>> BEGIN Extracted data
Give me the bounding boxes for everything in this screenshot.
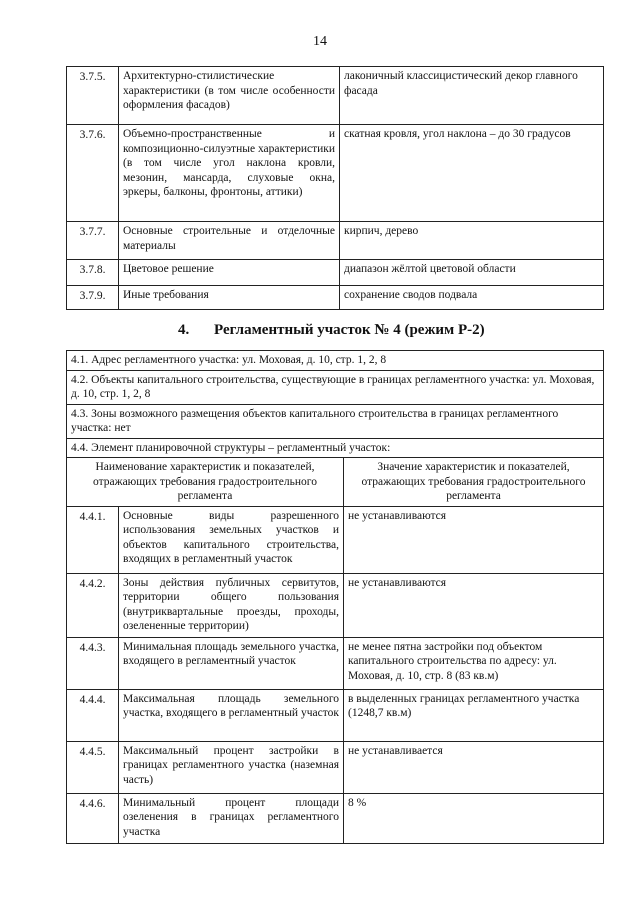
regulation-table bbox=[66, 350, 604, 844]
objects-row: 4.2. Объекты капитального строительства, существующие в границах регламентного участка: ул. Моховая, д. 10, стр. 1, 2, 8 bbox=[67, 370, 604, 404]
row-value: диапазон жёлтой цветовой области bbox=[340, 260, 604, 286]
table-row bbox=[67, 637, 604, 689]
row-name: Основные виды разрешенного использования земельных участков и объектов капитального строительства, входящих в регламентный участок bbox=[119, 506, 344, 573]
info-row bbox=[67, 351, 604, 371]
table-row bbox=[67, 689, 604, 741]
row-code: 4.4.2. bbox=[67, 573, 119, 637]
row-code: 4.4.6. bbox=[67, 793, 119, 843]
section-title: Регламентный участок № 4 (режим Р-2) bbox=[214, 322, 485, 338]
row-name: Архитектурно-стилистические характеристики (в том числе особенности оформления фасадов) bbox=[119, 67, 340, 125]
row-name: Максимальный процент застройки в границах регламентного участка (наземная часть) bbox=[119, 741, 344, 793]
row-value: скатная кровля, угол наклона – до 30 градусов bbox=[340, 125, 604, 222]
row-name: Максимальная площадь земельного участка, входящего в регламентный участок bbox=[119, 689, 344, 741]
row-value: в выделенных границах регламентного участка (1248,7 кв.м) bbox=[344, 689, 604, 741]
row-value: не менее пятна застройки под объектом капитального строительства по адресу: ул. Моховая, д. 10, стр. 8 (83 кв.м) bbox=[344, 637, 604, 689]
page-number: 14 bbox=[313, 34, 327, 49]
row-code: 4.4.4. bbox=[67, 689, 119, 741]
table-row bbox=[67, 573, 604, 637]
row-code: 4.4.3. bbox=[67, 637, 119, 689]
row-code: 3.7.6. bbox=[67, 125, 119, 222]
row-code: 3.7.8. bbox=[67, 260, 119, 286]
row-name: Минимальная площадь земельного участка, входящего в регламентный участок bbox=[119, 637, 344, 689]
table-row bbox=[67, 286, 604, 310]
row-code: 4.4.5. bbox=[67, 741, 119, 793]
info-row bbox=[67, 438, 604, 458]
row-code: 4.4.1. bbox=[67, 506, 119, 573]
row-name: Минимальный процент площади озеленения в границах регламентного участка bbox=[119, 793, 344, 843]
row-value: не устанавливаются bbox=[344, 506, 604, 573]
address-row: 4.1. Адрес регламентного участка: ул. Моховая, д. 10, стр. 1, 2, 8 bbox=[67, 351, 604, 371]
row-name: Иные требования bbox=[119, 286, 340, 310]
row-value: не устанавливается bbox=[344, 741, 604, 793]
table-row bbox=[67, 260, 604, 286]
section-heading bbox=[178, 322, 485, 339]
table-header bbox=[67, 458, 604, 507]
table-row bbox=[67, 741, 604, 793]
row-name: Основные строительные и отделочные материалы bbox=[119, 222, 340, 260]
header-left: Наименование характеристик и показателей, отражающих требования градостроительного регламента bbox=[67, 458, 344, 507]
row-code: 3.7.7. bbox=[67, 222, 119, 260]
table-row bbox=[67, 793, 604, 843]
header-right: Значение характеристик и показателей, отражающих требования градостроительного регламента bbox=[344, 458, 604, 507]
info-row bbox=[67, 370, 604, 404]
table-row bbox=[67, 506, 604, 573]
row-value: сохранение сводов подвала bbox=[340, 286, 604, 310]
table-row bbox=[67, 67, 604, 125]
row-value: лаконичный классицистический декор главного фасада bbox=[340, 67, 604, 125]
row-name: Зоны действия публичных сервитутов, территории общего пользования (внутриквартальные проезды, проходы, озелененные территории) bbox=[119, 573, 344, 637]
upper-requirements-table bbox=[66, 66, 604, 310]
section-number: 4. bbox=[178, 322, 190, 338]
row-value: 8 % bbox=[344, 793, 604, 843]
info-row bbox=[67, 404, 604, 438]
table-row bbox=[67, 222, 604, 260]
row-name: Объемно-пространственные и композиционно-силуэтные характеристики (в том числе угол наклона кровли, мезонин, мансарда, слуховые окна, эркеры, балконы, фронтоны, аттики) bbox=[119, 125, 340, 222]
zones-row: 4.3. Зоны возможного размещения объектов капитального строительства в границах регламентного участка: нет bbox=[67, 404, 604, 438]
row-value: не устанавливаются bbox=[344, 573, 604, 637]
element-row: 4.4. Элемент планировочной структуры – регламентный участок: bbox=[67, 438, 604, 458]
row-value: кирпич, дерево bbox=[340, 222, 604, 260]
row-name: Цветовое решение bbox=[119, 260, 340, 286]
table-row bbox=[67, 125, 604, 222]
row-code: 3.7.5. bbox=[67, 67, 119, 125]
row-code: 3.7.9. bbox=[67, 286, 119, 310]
>> END Extracted data
The exercise: Can you rewrite all the rows above with "row-value" changed to "field-value" everywhere and nothing else altered, leaving the pictures out?

Task answer:
Give me the bounding boxes for everything in this screenshot.
regulation-table bbox=[66, 350, 604, 844]
objects-row: 4.2. Объекты капитального строительства, существующие в границах регламентного участка: ул. Моховая, д. 10, стр. 1, 2, 8 bbox=[67, 370, 604, 404]
field-value: диапазон жёлтой цветовой области bbox=[340, 260, 604, 286]
table-row bbox=[67, 637, 604, 689]
row-name: Основные виды разрешенного использования земельных участков и объектов капитального строительства, входящих в регламентный участок bbox=[119, 506, 344, 573]
info-row bbox=[67, 351, 604, 371]
table-row bbox=[67, 689, 604, 741]
row-code: 4.4.2. bbox=[67, 573, 119, 637]
row-code: 4.4.6. bbox=[67, 793, 119, 843]
section-title: Регламентный участок № 4 (режим Р-2) bbox=[214, 322, 485, 338]
row-name: Архитектурно-стилистические характеристики (в том числе особенности оформления фасадов) bbox=[119, 67, 340, 125]
row-name: Максимальный процент застройки в границах регламентного участка (наземная часть) bbox=[119, 741, 344, 793]
field-value: скатная кровля, угол наклона – до 30 градусов bbox=[340, 125, 604, 222]
row-name: Максимальная площадь земельного участка, входящего в регламентный участок bbox=[119, 689, 344, 741]
field-value: в выделенных границах регламентного участка (1248,7 кв.м) bbox=[344, 689, 604, 741]
field-value: не менее пятна застройки под объектом капитального строительства по адресу: ул. Моховая, д. 10, стр. 8 (83 кв.м) bbox=[344, 637, 604, 689]
page-number: 14 bbox=[313, 34, 327, 49]
row-code: 4.4.4. bbox=[67, 689, 119, 741]
table-row bbox=[67, 573, 604, 637]
row-code: 4.4.3. bbox=[67, 637, 119, 689]
row-code: 3.7.6. bbox=[67, 125, 119, 222]
row-code: 3.7.8. bbox=[67, 260, 119, 286]
row-name: Минимальная площадь земельного участка, входящего в регламентный участок bbox=[119, 637, 344, 689]
table-row bbox=[67, 286, 604, 310]
row-code: 4.4.5. bbox=[67, 741, 119, 793]
info-row bbox=[67, 438, 604, 458]
row-code: 4.4.1. bbox=[67, 506, 119, 573]
row-name: Минимальный процент площади озеленения в границах регламентного участка bbox=[119, 793, 344, 843]
field-value: не устанавливаются bbox=[344, 506, 604, 573]
address-row: 4.1. Адрес регламентного участка: ул. Моховая, д. 10, стр. 1, 2, 8 bbox=[67, 351, 604, 371]
row-name: Иные требования bbox=[119, 286, 340, 310]
field-value: не устанавливается bbox=[344, 741, 604, 793]
table-row bbox=[67, 260, 604, 286]
section-heading bbox=[178, 322, 485, 339]
table-header bbox=[67, 458, 604, 507]
table-row bbox=[67, 741, 604, 793]
row-name: Основные строительные и отделочные материалы bbox=[119, 222, 340, 260]
header-left: Наименование характеристик и показателей, отражающих требования градостроительного регламента bbox=[67, 458, 344, 507]
row-code: 3.7.7. bbox=[67, 222, 119, 260]
table-row bbox=[67, 793, 604, 843]
header-right: Значение характеристик и показателей, отражающих требования градостроительного регламента bbox=[344, 458, 604, 507]
info-row bbox=[67, 370, 604, 404]
table-row bbox=[67, 506, 604, 573]
field-value: сохранение сводов подвала bbox=[340, 286, 604, 310]
table-row bbox=[67, 67, 604, 125]
field-value: лаконичный классицистический декор главного фасада bbox=[340, 67, 604, 125]
row-name: Зоны действия публичных сервитутов, территории общего пользования (внутриквартальные проезды, проходы, озелененные территории) bbox=[119, 573, 344, 637]
upper-requirements-table bbox=[66, 66, 604, 310]
section-number: 4. bbox=[178, 322, 190, 338]
field-value: 8 % bbox=[344, 793, 604, 843]
info-row bbox=[67, 404, 604, 438]
table-row bbox=[67, 222, 604, 260]
row-name: Объемно-пространственные и композиционно-силуэтные характеристики (в том числе угол наклона кровли, мезонин, мансарда, слуховые окна, эркеры, балконы, фронтоны, аттики) bbox=[119, 125, 340, 222]
zones-row: 4.3. Зоны возможного размещения объектов капитального строительства в границах регламентного участка: нет bbox=[67, 404, 604, 438]
field-value: не устанавливаются bbox=[344, 573, 604, 637]
element-row: 4.4. Элемент планировочной структуры – регламентный участок: bbox=[67, 438, 604, 458]
field-value: кирпич, дерево bbox=[340, 222, 604, 260]
row-name: Цветовое решение bbox=[119, 260, 340, 286]
table-row bbox=[67, 125, 604, 222]
row-code: 3.7.5. bbox=[67, 67, 119, 125]
row-code: 3.7.9. bbox=[67, 286, 119, 310]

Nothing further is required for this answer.